● **WRITTEN REQUEST**
Work through the data below and give the number of lines holding "text", nothing more.
::: EXTRACTED DATA :::
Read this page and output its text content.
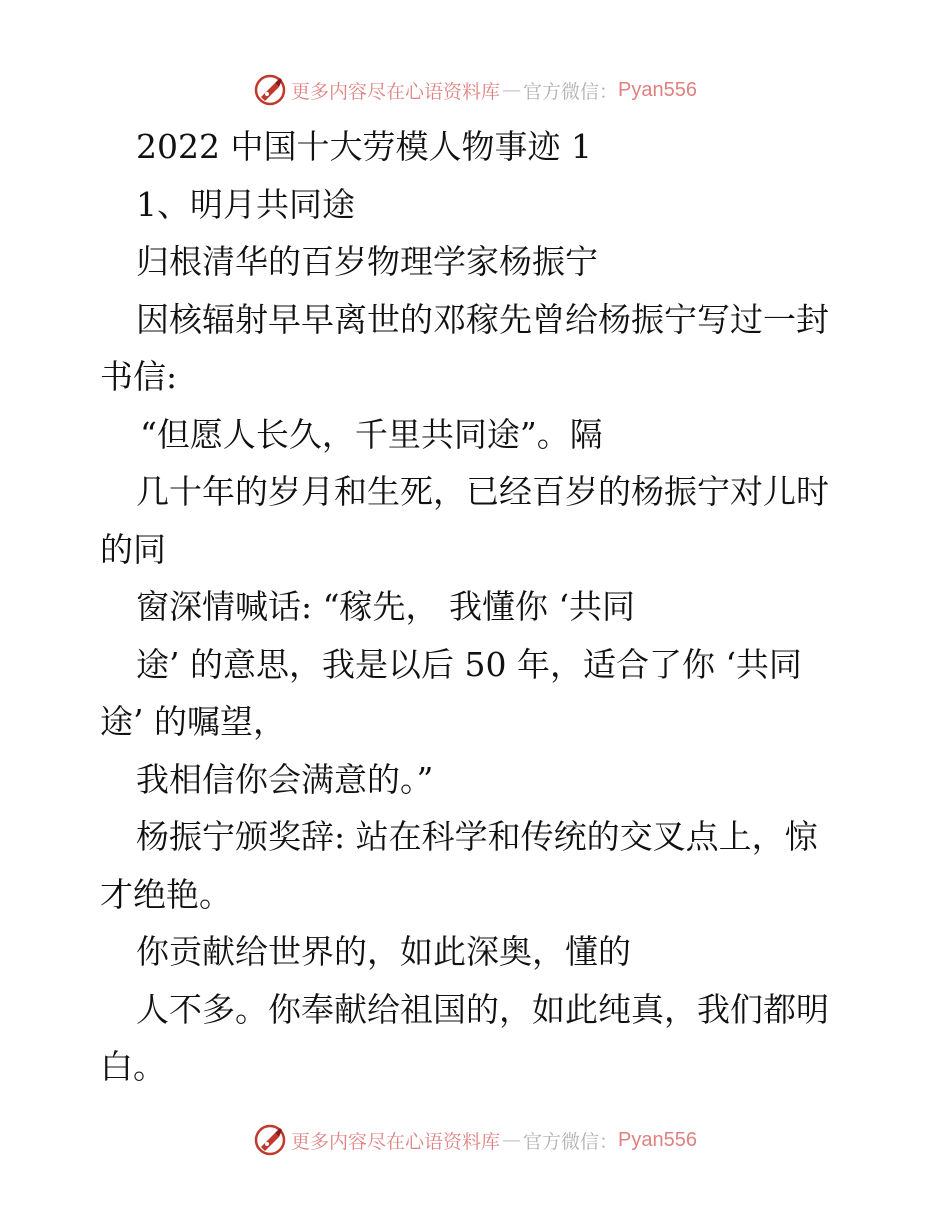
更多内容尽在心语资料库 — 官方微信： Pyan556
2022 中国十大劳模人物事迹 1
1、明月共同途
归根清华的百岁物理学家杨振宁
因核辐射早早离世的邓稼先曾给杨振宁写过一封
书信:
“但愿人长久，千里共同途”。隔
几十年的岁月和生死，已经百岁的杨振宁对儿时
的同
窗深情喊话: “稼先， 我懂你 ‘共同
途’ 的意思，我是以后 50 年，适合了你 ‘共同
途’ 的嘱望，
我相信你会满意的。”
杨振宁颁奖辞: 站在科学和传统的交叉点上，惊
才绝艳。
你贡献给世界的，如此深奥，懂的
人不多。你奉献给祖国的，如此纯真，我们都明
白。
更多内容尽在心语资料库 — 官方微信： Pyan556
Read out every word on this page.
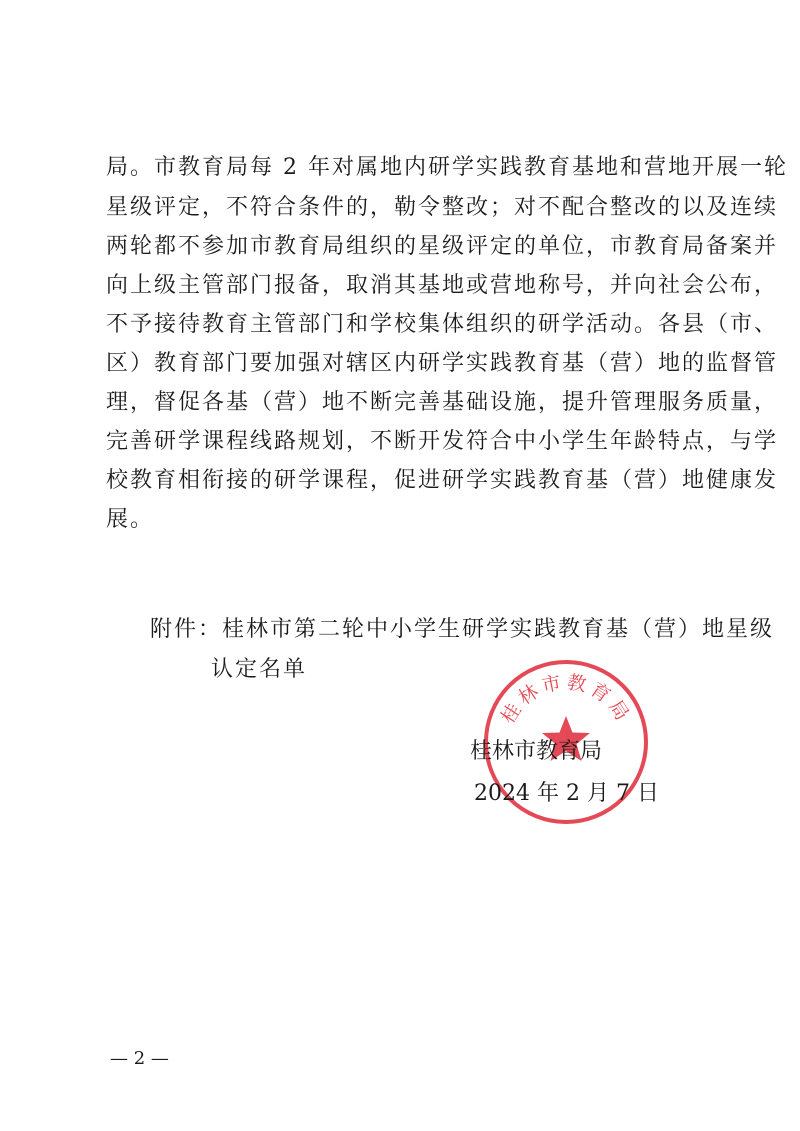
局。市教育局每 2 年对属地内研学实践教育基地和营地开展一轮
星级评定，不符合条件的，勒令整改；对不配合整改的以及连续
两轮都不参加市教育局组织的星级评定的单位，市教育局备案并
向上级主管部门报备，取消其基地或营地称号，并向社会公布，
不予接待教育主管部门和学校集体组织的研学活动。各县（市、
区）教育部门要加强对辖区内研学实践教育基（营）地的监督管
理，督促各基（营）地不断完善基础设施，提升管理服务质量，
完善研学课程线路规划，不断开发符合中小学生年龄特点，与学
校教育相衔接的研学课程，促进研学实践教育基（营）地健康发
展。
附件：桂林市第二轮中小学生研学实践教育基（营）地星级
认定名单
桂林市教育局
桂林市教育局
2024 年 2 月 7 日
— 2 —
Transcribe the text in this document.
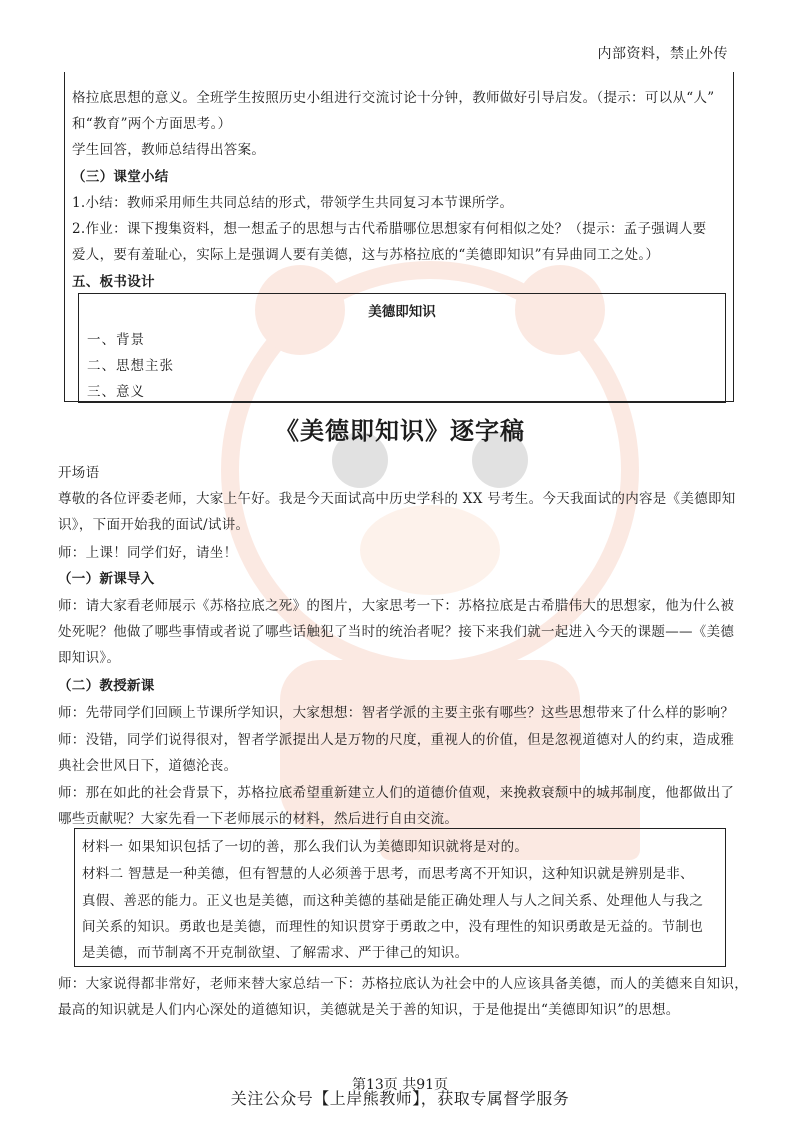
内部资料，禁止外传
格拉底思想的意义。全班学生按照历史小组进行交流讨论十分钟，教师做好引导启发。（提示：可以从“人”
和“教育”两个方面思考。）
学生回答，教师总结得出答案。
（三）课堂小结
1.小结：教师采用师生共同总结的形式，带领学生共同复习本节课所学。
2.作业：课下搜集资料，想一想孟子的思想与古代希腊哪位思想家有何相似之处？（提示：孟子强调人要
爱人，要有羞耻心，实际上是强调人要有美德，这与苏格拉底的“美德即知识”有异曲同工之处。）
五、板书设计
美德即知识
一、背景
二、思想主张
三、意义
《美德即知识》逐字稿
开场语
尊敬的各位评委老师，大家上午好。我是今天面试高中历史学科的 XX 号考生。今天我面试的内容是《美德即知
识》，下面开始我的面试/试讲。
师：上课！同学们好，请坐！
（一）新课导入
师：请大家看老师展示《苏格拉底之死》的图片，大家思考一下：苏格拉底是古希腊伟大的思想家，他为什么被
处死呢？他做了哪些事情或者说了哪些话触犯了当时的统治者呢？接下来我们就一起进入今天的课题——《美德
即知识》。
（二）教授新课
师：先带同学们回顾上节课所学知识，大家想想：智者学派的主要主张有哪些？这些思想带来了什么样的影响？
师：没错，同学们说得很对，智者学派提出人是万物的尺度，重视人的价值，但是忽视道德对人的约束，造成雅
典社会世风日下，道德沦丧。
师：那在如此的社会背景下，苏格拉底希望重新建立人们的道德价值观，来挽救衰颓中的城邦制度，他都做出了
哪些贡献呢？大家先看一下老师展示的材料，然后进行自由交流。
材料一 如果知识包括了一切的善，那么我们认为美德即知识就将是对的。
材料二 智慧是一种美德，但有智慧的人必须善于思考，而思考离不开知识，这种知识就是辨别是非、
真假、善恶的能力。正义也是美德，而这种美德的基础是能正确处理人与人之间关系、处理他人与我之
间关系的知识。勇敢也是美德，而理性的知识贯穿于勇敢之中，没有理性的知识勇敢是无益的。节制也
是美德，而节制离不开克制欲望、了解需求、严于律己的知识。
师：大家说得都非常好，老师来替大家总结一下：苏格拉底认为社会中的人应该具备美德，而人的美德来自知识，
最高的知识就是人们内心深处的道德知识，美德就是关于善的知识，于是他提出“美德即知识”的思想。
第13页 共91页
关注公众号【上岸熊教师】，获取专属督学服务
:::
● **RESPONSE TO THE TASK**
2